▸ REQUIRED ACTION:
Below are the records; count the lines in which "upprättad" occurs and report only that number.

▸ RECORD SET:
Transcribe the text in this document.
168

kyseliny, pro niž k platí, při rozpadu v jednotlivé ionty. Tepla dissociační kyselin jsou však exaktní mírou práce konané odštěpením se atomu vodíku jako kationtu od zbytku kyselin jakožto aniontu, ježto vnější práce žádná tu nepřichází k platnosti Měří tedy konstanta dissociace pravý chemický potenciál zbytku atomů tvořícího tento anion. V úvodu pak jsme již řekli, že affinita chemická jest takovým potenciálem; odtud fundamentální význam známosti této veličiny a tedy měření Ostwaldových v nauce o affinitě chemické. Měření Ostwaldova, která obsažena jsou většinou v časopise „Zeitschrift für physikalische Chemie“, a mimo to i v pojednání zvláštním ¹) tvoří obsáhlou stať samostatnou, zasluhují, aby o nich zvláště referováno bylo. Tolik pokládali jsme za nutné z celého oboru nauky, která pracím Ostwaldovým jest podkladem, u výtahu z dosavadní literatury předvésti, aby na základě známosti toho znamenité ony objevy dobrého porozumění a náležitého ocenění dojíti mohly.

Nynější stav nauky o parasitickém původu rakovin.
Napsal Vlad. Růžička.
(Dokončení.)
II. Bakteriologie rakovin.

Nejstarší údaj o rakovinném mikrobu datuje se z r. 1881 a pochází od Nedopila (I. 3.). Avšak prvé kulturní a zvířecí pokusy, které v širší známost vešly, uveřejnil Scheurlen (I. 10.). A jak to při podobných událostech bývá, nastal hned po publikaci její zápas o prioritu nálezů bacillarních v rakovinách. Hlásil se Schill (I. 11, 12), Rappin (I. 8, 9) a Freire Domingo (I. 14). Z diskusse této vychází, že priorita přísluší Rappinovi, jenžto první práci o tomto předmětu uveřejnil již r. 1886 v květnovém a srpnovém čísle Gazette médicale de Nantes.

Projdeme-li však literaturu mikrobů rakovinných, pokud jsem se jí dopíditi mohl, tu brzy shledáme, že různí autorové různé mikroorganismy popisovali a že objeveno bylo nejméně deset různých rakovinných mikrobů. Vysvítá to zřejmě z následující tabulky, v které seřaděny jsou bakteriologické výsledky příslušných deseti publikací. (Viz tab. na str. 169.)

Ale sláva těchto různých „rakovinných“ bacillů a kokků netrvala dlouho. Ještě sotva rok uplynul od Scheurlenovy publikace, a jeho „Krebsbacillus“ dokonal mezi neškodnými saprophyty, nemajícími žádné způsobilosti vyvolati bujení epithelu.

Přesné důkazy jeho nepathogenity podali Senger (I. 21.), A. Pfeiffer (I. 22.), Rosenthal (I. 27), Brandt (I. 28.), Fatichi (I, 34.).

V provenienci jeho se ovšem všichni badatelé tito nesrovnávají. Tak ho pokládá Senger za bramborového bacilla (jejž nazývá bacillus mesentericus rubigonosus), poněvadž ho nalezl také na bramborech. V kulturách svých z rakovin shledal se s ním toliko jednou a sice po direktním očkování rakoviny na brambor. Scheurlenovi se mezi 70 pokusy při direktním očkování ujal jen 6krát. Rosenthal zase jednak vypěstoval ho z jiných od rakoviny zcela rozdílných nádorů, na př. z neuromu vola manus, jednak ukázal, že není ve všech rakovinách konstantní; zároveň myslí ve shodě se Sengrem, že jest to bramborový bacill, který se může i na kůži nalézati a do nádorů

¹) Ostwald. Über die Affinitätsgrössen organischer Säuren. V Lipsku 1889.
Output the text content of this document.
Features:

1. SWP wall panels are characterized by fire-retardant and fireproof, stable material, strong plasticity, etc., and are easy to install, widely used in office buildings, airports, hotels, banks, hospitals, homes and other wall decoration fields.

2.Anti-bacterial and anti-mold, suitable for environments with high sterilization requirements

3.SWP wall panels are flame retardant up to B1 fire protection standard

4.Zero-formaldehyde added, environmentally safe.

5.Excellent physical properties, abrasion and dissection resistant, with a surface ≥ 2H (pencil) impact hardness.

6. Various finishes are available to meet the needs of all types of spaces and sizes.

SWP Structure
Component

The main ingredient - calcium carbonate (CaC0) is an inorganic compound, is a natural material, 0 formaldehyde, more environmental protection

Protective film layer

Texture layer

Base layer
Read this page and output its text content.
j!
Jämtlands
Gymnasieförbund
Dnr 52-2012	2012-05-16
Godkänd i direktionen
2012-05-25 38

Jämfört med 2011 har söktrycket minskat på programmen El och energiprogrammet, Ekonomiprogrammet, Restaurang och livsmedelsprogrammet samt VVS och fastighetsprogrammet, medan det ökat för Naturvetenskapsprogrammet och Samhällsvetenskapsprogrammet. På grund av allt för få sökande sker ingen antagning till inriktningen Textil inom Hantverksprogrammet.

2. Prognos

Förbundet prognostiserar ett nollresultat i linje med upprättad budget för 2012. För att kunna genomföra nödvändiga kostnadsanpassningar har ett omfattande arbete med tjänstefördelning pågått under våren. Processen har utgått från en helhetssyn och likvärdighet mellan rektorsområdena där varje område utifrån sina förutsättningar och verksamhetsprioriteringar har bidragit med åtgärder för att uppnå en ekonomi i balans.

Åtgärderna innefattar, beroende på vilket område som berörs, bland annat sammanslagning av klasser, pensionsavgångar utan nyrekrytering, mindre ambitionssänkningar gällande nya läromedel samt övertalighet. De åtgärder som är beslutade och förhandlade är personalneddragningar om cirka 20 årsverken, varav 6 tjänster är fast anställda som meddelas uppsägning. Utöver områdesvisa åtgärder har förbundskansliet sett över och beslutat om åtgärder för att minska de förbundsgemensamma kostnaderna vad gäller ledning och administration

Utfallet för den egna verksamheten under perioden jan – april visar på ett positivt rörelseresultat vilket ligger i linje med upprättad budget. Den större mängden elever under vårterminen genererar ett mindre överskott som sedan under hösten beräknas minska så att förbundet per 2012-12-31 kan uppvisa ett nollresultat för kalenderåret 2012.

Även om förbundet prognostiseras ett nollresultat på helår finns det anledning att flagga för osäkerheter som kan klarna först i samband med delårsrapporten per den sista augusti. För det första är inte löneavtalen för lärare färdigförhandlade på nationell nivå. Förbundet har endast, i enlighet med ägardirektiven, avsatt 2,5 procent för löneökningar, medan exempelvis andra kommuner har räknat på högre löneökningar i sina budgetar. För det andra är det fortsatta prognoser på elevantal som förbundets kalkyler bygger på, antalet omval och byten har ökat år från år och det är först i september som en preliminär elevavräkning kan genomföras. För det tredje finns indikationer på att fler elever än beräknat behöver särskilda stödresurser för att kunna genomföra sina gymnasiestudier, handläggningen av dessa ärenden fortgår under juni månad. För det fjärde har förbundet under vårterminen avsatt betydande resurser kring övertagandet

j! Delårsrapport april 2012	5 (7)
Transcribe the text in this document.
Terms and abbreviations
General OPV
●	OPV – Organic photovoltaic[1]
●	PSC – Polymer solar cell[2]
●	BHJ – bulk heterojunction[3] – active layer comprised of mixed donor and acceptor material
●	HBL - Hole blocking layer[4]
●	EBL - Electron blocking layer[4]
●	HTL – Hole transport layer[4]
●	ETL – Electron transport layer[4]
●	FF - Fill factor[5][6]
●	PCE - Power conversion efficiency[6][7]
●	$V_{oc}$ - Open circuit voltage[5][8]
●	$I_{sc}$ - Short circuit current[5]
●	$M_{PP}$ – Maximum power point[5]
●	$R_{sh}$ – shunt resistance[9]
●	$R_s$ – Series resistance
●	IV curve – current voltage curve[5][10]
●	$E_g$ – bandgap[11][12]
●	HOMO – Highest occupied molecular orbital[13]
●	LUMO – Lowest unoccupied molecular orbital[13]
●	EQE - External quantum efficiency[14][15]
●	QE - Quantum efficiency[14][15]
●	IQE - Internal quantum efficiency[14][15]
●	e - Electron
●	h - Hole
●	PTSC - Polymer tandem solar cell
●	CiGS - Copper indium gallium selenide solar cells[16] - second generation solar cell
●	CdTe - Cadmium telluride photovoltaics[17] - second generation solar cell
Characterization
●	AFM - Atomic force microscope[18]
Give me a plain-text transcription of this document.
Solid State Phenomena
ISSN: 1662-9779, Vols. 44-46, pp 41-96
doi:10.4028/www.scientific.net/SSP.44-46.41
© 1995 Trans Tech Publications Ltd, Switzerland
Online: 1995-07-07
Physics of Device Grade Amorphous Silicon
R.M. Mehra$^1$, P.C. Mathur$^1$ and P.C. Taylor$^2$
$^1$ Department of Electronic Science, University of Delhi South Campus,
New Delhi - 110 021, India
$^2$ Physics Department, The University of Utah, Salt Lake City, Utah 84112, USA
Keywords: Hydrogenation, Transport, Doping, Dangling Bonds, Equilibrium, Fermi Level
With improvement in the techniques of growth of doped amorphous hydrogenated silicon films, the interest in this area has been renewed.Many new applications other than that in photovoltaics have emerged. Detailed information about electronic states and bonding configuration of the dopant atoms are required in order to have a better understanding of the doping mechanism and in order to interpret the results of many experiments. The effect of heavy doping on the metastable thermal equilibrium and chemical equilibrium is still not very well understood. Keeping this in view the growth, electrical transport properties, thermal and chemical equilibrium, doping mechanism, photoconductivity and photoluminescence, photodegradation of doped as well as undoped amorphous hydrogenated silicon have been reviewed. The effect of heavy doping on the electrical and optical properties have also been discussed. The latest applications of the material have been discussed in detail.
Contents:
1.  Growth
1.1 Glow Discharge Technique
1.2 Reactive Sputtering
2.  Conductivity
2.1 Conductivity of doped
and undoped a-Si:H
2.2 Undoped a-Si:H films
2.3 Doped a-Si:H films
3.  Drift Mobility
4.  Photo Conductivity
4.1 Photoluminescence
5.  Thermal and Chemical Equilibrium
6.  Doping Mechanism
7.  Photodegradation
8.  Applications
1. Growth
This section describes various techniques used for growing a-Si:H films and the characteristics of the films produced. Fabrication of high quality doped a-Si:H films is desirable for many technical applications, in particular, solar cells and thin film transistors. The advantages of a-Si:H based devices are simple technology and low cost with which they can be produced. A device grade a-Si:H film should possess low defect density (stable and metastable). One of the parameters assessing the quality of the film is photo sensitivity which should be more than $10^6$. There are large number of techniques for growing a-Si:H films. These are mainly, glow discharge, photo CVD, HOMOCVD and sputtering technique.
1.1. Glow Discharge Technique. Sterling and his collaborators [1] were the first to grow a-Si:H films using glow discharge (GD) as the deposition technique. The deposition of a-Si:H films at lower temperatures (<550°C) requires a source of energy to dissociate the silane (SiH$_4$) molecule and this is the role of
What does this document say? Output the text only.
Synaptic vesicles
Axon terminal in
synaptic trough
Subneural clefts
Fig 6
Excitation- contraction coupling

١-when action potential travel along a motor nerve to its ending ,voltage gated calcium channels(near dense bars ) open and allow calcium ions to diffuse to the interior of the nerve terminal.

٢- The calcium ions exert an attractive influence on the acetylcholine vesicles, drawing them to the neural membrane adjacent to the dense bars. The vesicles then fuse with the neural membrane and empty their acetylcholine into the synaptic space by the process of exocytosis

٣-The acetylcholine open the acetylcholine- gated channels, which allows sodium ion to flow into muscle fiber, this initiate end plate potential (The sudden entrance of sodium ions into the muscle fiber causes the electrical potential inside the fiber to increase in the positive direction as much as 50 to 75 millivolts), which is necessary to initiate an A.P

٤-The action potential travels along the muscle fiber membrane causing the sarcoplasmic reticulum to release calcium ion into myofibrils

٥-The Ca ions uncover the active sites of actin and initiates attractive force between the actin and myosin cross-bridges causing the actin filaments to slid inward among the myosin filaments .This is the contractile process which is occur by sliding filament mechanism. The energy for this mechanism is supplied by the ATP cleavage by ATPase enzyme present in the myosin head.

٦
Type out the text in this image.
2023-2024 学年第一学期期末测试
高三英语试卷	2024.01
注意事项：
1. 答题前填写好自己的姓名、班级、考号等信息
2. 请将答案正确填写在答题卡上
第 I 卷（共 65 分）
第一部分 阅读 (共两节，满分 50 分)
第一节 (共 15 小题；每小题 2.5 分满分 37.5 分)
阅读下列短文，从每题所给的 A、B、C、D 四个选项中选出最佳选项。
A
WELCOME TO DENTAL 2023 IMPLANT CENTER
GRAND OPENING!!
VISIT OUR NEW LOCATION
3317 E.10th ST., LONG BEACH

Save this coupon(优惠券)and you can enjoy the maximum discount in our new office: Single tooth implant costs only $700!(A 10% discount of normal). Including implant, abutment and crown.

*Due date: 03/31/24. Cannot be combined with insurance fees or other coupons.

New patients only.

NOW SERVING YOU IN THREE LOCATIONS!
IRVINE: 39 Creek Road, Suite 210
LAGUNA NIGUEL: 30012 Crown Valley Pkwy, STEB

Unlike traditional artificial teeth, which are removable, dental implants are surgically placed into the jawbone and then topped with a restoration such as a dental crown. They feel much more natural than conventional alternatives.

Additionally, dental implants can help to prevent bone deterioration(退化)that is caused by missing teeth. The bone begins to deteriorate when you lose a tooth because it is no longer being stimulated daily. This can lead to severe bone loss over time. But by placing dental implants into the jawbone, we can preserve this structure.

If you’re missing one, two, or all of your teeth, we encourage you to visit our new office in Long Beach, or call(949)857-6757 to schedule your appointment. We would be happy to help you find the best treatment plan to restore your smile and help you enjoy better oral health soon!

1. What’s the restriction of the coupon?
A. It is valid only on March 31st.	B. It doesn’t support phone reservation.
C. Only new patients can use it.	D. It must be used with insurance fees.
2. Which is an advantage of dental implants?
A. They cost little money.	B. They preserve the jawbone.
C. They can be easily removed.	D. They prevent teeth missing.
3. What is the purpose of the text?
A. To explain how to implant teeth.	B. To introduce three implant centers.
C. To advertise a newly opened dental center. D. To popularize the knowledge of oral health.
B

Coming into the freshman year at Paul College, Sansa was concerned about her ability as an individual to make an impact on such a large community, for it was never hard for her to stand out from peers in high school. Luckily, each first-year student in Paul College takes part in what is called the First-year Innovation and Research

▸ ANSWER TO THIS PROBLEM:
2